TASK DIRECTIONS: Output every entry exactly as written, skipping any pictures.

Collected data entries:
start
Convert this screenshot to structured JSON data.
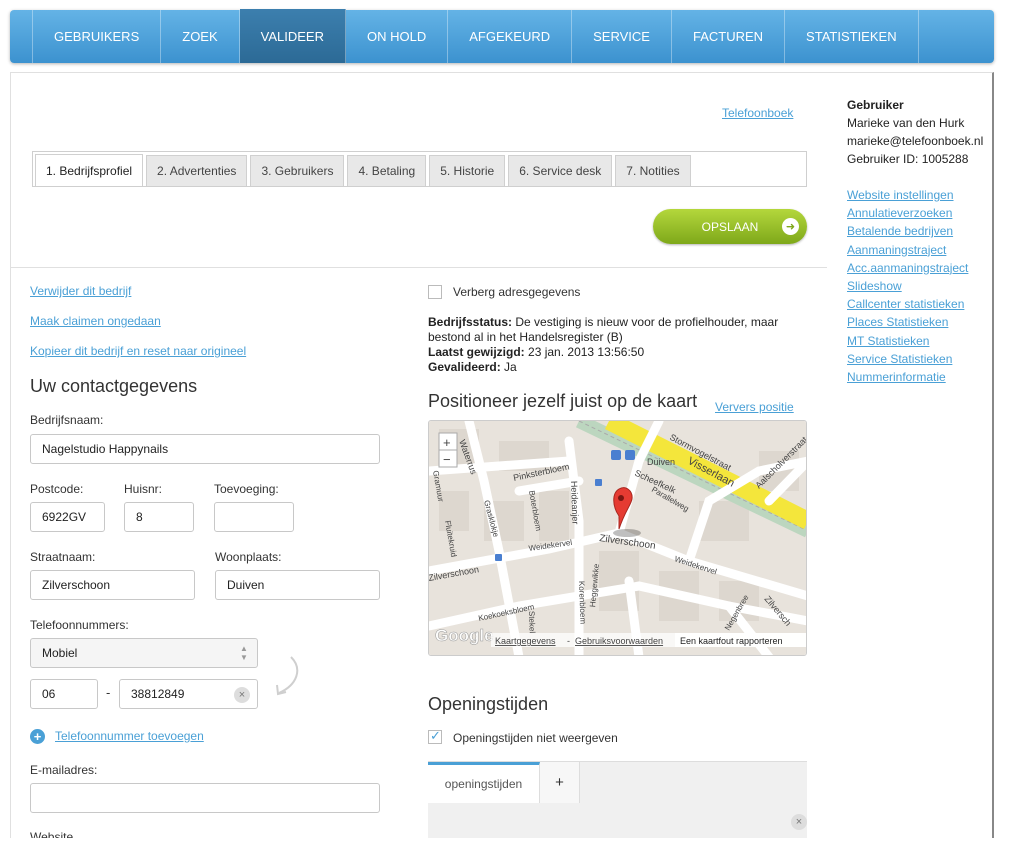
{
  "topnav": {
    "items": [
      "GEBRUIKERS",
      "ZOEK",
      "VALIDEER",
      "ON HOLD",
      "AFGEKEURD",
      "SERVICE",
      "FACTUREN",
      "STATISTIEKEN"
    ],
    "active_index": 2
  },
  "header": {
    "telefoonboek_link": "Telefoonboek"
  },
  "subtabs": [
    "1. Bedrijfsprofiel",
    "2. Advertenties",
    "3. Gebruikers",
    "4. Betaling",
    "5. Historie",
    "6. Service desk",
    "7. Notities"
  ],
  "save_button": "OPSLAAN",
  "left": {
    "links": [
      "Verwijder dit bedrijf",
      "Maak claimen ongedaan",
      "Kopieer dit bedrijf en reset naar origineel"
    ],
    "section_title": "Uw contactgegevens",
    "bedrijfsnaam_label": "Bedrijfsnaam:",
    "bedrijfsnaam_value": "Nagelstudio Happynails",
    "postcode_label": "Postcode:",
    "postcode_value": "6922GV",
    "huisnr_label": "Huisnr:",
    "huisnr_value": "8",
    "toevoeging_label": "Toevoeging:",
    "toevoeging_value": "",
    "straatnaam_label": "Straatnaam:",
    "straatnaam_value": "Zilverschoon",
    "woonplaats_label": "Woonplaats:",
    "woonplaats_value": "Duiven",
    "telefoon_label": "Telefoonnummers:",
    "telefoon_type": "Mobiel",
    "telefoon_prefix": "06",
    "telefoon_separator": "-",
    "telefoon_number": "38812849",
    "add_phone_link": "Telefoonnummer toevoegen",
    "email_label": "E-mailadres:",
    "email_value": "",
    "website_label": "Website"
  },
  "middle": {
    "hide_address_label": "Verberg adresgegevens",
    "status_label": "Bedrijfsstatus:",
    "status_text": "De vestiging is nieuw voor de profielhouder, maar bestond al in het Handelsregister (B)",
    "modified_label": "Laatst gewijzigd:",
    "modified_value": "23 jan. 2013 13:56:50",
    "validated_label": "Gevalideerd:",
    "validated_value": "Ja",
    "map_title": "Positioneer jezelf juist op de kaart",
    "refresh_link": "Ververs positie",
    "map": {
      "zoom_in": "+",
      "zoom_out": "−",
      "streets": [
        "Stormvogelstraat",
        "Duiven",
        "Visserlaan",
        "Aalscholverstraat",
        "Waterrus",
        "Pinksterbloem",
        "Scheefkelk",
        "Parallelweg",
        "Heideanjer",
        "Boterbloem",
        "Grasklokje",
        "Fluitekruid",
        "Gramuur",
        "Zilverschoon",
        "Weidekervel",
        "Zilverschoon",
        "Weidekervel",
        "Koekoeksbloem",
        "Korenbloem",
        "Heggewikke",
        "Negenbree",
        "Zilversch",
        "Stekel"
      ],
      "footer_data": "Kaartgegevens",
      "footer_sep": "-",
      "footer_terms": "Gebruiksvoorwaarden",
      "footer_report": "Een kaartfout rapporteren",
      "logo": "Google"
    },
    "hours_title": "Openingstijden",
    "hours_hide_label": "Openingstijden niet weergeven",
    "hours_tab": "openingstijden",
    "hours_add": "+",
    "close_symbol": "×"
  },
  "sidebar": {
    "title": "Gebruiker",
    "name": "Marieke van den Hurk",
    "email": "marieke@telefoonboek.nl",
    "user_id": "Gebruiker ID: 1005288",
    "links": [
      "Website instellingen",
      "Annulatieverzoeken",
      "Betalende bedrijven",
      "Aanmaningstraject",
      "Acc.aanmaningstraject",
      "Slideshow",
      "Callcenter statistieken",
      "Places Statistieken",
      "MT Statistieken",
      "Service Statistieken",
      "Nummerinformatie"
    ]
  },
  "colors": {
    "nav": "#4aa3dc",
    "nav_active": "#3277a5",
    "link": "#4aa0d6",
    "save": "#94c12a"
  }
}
end
THE RESPONSE:
Convert this screenshot to structured JSON data.
{
  "topnav": {
    "items": [
      "GEBRUIKERS",
      "ZOEK",
      "VALIDEER",
      "ON HOLD",
      "AFGEKEURD",
      "SERVICE",
      "FACTUREN",
      "STATISTIEKEN"
    ],
    "active_index": 2
  },
  "header": {
    "telefoonboek_link": "Telefoonboek"
  },
  "subtabs": [
    "1. Bedrijfsprofiel",
    "2. Advertenties",
    "3. Gebruikers",
    "4. Betaling",
    "5. Historie",
    "6. Service desk",
    "7. Notities"
  ],
  "save_button": "OPSLAAN",
  "left": {
    "links": [
      "Verwijder dit bedrijf",
      "Maak claimen ongedaan",
      "Kopieer dit bedrijf en reset naar origineel"
    ],
    "section_title": "Uw contactgegevens",
    "bedrijfsnaam_label": "Bedrijfsnaam:",
    "bedrijfsnaam_value": "Nagelstudio Happynails",
    "postcode_label": "Postcode:",
    "postcode_value": "6922GV",
    "huisnr_label": "Huisnr:",
    "huisnr_value": "8",
    "toevoeging_label": "Toevoeging:",
    "toevoeging_value": "",
    "straatnaam_label": "Straatnaam:",
    "straatnaam_value": "Zilverschoon",
    "woonplaats_label": "Woonplaats:",
    "woonplaats_value": "Duiven",
    "telefoon_label": "Telefoonnummers:",
    "telefoon_type": "Mobiel",
    "telefoon_prefix": "06",
    "telefoon_separator": "-",
    "telefoon_number": "38812849",
    "add_phone_link": "Telefoonnummer toevoegen",
    "email_label": "E-mailadres:",
    "email_value": "",
    "website_label": "Website"
  },
  "middle": {
    "hide_address_label": "Verberg adresgegevens",
    "status_label": "Bedrijfsstatus:",
    "status_text": "De vestiging is nieuw voor de profielhouder, maar bestond al in het Handelsregister (B)",
    "modified_label": "Laatst gewijzigd:",
    "modified_value": "23 jan. 2013 13:56:50",
    "validated_label": "Gevalideerd:",
    "validated_value": "Ja",
    "map_title": "Positioneer jezelf juist op de kaart",
    "refresh_link": "Ververs positie",
    "map": {
      "zoom_in": "+",
      "zoom_out": "−",
      "streets": [
        "Stormvogelstraat",
        "Duiven",
        "Visserlaan",
        "Aalscholverstraat",
        "Waterrus",
        "Pinksterbloem",
        "Scheefkelk",
        "Parallelweg",
        "Heideanjer",
        "Boterbloem",
        "Grasklokje",
        "Fluitekruid",
        "Gramuur",
        "Zilverschoon",
        "Weidekervel",
        "Zilverschoon",
        "Weidekervel",
        "Koekoeksbloem",
        "Korenbloem",
        "Heggewikke",
        "Negenbree",
        "Zilversch",
        "Stekel"
      ],
      "footer_data": "Kaartgegevens",
      "footer_sep": "-",
      "footer_terms": "Gebruiksvoorwaarden",
      "footer_report": "Een kaartfout rapporteren",
      "logo": "Google"
    },
    "hours_title": "Openingstijden",
    "hours_hide_label": "Openingstijden niet weergeven",
    "hours_tab": "openingstijden",
    "hours_add": "+",
    "close_symbol": "×"
  },
  "sidebar": {
    "title": "Gebruiker",
    "name": "Marieke van den Hurk",
    "email": "marieke@telefoonboek.nl",
    "user_id": "Gebruiker ID: 1005288",
    "links": [
      "Website instellingen",
      "Annulatieverzoeken",
      "Betalende bedrijven",
      "Aanmaningstraject",
      "Acc.aanmaningstraject",
      "Slideshow",
      "Callcenter statistieken",
      "Places Statistieken",
      "MT Statistieken",
      "Service Statistieken",
      "Nummerinformatie"
    ]
  },
  "colors": {
    "nav": "#4aa3dc",
    "nav_active": "#3277a5",
    "link": "#4aa0d6",
    "save": "#94c12a"
  }
}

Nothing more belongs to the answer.